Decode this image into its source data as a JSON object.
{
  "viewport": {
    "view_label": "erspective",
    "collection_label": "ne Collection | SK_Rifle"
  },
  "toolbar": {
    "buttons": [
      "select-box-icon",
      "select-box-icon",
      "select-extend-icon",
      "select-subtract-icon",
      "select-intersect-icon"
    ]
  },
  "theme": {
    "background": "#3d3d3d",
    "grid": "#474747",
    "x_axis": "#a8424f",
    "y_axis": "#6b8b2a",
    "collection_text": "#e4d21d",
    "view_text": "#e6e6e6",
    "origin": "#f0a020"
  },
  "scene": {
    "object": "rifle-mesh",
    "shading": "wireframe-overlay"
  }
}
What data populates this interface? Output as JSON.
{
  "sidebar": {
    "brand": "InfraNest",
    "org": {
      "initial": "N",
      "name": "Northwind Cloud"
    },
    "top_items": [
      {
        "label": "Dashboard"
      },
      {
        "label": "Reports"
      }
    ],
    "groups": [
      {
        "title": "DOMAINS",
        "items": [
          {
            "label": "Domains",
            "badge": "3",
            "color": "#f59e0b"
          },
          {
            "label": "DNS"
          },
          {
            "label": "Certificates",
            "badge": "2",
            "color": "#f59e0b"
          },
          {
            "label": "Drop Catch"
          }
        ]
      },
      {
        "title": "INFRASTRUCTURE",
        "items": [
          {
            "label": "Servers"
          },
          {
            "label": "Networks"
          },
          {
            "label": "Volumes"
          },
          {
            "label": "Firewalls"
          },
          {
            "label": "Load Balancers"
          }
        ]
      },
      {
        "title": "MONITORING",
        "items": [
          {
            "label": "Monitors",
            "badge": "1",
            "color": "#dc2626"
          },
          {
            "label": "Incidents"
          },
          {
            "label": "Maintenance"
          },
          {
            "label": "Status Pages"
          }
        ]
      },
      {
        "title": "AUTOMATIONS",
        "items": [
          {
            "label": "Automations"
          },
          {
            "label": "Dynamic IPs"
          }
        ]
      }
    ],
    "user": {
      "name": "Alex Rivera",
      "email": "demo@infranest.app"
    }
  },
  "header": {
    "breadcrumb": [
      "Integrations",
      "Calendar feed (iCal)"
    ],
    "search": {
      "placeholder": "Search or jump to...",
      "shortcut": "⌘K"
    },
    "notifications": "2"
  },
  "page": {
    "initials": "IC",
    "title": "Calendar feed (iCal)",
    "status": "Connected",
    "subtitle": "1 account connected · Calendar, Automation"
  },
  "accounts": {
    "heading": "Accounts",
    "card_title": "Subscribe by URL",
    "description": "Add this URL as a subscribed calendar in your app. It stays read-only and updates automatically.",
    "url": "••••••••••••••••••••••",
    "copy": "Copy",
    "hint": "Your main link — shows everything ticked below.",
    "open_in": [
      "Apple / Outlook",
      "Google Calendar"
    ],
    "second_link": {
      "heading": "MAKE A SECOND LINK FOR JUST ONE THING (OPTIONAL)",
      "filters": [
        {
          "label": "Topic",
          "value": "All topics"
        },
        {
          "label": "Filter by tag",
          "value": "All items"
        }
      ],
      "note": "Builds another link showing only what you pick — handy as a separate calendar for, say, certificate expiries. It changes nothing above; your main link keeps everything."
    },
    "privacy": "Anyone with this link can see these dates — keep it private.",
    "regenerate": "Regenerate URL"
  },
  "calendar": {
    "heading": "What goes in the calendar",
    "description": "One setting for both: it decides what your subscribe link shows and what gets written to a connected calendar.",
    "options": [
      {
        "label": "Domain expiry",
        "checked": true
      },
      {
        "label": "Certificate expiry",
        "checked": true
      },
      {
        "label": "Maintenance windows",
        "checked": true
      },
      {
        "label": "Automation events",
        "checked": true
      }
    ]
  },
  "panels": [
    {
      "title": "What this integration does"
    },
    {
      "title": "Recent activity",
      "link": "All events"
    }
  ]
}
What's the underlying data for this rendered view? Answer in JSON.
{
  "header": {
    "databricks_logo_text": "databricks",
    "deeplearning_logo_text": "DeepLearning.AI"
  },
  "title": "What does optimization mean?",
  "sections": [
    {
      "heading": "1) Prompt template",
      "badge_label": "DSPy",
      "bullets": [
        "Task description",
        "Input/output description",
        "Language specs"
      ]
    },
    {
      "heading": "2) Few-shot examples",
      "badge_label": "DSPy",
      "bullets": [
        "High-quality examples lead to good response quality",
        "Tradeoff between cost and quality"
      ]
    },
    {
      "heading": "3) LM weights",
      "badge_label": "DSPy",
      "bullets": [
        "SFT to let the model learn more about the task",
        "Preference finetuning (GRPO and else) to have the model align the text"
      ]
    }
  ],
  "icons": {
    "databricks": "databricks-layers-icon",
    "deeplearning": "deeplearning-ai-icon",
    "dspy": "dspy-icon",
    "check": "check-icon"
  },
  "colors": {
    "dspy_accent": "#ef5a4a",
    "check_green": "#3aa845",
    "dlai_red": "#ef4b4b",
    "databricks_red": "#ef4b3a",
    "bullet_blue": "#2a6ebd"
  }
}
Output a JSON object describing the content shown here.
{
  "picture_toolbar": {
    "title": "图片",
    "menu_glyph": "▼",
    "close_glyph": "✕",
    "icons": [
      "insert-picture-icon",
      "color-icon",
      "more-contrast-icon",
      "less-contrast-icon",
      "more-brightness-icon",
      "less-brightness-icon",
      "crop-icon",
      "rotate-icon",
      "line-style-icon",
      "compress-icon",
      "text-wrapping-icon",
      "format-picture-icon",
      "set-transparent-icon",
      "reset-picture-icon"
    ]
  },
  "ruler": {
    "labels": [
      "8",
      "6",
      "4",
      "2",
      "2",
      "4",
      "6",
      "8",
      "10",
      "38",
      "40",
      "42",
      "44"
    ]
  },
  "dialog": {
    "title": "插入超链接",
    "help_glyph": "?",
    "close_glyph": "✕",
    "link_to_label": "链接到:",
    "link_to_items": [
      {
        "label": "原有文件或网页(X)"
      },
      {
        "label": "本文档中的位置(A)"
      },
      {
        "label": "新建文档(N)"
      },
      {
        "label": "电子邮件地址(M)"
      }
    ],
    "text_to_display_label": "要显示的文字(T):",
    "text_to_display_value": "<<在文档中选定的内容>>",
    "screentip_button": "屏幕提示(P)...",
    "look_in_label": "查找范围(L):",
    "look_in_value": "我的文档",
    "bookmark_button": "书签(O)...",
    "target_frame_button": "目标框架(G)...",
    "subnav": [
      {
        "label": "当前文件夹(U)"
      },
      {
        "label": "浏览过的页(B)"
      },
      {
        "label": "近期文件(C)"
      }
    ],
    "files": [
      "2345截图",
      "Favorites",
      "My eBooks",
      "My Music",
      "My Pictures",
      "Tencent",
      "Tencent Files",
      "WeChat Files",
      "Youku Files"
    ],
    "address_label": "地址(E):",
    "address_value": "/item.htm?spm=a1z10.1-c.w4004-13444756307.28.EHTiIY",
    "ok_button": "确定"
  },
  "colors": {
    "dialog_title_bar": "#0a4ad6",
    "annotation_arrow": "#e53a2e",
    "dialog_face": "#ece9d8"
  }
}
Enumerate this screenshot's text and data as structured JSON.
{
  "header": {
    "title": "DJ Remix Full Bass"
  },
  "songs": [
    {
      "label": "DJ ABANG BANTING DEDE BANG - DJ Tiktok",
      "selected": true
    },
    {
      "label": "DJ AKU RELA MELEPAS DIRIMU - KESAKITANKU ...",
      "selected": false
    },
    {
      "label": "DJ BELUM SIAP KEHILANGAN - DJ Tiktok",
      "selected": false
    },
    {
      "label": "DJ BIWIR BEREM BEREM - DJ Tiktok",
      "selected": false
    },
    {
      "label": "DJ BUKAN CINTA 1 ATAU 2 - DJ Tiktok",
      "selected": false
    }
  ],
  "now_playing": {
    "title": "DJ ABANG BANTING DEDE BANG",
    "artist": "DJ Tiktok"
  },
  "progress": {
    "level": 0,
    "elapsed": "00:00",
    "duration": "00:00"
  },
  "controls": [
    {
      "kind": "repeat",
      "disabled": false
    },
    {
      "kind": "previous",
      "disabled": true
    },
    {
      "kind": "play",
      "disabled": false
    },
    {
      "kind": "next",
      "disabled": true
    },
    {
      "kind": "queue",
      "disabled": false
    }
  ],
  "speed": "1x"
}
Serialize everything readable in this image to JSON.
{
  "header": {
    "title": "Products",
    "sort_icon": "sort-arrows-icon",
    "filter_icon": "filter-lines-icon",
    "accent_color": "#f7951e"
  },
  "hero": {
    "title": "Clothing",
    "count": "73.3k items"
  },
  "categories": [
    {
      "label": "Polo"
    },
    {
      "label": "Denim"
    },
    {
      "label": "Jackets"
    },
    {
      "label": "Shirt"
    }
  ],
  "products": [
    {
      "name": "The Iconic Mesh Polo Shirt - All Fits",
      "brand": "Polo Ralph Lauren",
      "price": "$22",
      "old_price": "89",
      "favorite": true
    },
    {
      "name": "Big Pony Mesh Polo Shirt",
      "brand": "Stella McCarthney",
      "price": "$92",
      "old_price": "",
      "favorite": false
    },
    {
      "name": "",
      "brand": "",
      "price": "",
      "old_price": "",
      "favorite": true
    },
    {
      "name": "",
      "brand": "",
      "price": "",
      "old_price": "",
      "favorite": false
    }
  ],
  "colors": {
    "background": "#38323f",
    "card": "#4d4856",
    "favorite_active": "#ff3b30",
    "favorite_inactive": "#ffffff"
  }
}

PROBLEM DESCRIPTION ▸ Among the entries above, how many lines hold the string "background"? Respond with nothing but the number.

WORKED ANSWER ▸ 2